[START DATA LINES]

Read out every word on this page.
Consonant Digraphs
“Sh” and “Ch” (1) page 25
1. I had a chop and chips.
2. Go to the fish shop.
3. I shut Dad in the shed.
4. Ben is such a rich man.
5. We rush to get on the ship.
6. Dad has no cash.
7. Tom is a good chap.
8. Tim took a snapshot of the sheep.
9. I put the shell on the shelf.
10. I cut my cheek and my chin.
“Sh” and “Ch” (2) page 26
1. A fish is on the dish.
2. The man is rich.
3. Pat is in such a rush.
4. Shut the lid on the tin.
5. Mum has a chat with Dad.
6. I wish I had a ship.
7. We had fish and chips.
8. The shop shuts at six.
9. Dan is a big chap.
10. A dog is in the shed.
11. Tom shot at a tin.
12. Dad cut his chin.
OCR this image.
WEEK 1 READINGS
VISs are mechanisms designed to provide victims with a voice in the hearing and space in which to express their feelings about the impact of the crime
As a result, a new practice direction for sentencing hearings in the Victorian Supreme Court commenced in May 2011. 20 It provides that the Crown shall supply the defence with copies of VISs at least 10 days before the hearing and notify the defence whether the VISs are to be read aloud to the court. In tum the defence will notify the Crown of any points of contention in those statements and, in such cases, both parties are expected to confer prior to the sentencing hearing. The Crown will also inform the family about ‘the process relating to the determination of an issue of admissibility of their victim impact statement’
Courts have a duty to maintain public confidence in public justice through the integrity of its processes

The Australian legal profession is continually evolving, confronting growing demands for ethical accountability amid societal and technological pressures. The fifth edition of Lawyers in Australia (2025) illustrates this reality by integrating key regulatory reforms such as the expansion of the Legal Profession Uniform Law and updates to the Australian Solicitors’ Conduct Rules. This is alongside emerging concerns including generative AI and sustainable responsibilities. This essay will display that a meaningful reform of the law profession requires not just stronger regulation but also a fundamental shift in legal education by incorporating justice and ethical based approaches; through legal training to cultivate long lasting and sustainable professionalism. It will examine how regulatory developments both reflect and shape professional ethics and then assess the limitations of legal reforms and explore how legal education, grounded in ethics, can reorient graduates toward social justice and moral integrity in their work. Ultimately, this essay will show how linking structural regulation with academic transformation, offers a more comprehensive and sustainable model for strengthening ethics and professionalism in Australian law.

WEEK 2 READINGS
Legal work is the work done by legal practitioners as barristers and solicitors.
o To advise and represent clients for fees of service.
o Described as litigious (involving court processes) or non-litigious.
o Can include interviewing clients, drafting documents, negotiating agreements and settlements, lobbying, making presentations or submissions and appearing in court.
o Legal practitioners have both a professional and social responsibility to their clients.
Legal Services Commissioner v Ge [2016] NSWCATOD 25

[END DATA LINES]

WRITTEN INSTRUCTION:
Write out every record verbatim.

WORKED ANSWER:
Read out every word on this page.
Consonant Digraphs
“Sh” and “Ch” (1) page 25
1. I had a chop and chips.
2. Go to the fish shop.
3. I shut Dad in the shed.
4. Ben is such a rich man.
5. We rush to get on the ship.
6. Dad has no cash.
7. Tom is a good chap.
8. Tim took a snapshot of the sheep.
9. I put the shell on the shelf.
10. I cut my cheek and my chin.
“Sh” and “Ch” (2) page 26
1. A fish is on the dish.
2. The man is rich.
3. Pat is in such a rush.
4. Shut the lid on the tin.
5. Mum has a chat with Dad.
6. I wish I had a ship.
7. We had fish and chips.
8. The shop shuts at six.
9. Dan is a big chap.
10. A dog is in the shed.
11. Tom shot at a tin.
12. Dad cut his chin.
OCR this image.
WEEK 1 READINGS
VISs are mechanisms designed to provide victims with a voice in the hearing and space in which to express their feelings about the impact of the crime
As a result, a new practice direction for sentencing hearings in the Victorian Supreme Court commenced in May 2011. 20 It provides that the Crown shall supply the defence with copies of VISs at least 10 days before the hearing and notify the defence whether the VISs are to be read aloud to the court. In tum the defence will notify the Crown of any points of contention in those statements and, in such cases, both parties are expected to confer prior to the sentencing hearing. The Crown will also inform the family about ‘the process relating to the determination of an issue of admissibility of their victim impact statement’
Courts have a duty to maintain public confidence in public justice through the integrity of its processes

The Australian legal profession is continually evolving, confronting growing demands for ethical accountability amid societal and technological pressures. The fifth edition of Lawyers in Australia (2025) illustrates this reality by integrating key regulatory reforms such as the expansion of the Legal Profession Uniform Law and updates to the Australian Solicitors’ Conduct Rules. This is alongside emerging concerns including generative AI and sustainable responsibilities. This essay will display that a meaningful reform of the law profession requires not just stronger regulation but also a fundamental shift in legal education by incorporating justice and ethical based approaches; through legal training to cultivate long lasting and sustainable professionalism. It will examine how regulatory developments both reflect and shape professional ethics and then assess the limitations of legal reforms and explore how legal education, grounded in ethics, can reorient graduates toward social justice and moral integrity in their work. Ultimately, this essay will show how linking structural regulation with academic transformation, offers a more comprehensive and sustainable model for strengthening ethics and professionalism in Australian law.

WEEK 2 READINGS
Legal work is the work done by legal practitioners as barristers and solicitors.
o To advise and represent clients for fees of service.
o Described as litigious (involving court processes) or non-litigious.
o Can include interviewing clients, drafting documents, negotiating agreements and settlements, lobbying, making presentations or submissions and appearing in court.
o Legal practitioners have both a professional and social responsibility to their clients.
Legal Services Commissioner v Ge [2016] NSWCATOD 25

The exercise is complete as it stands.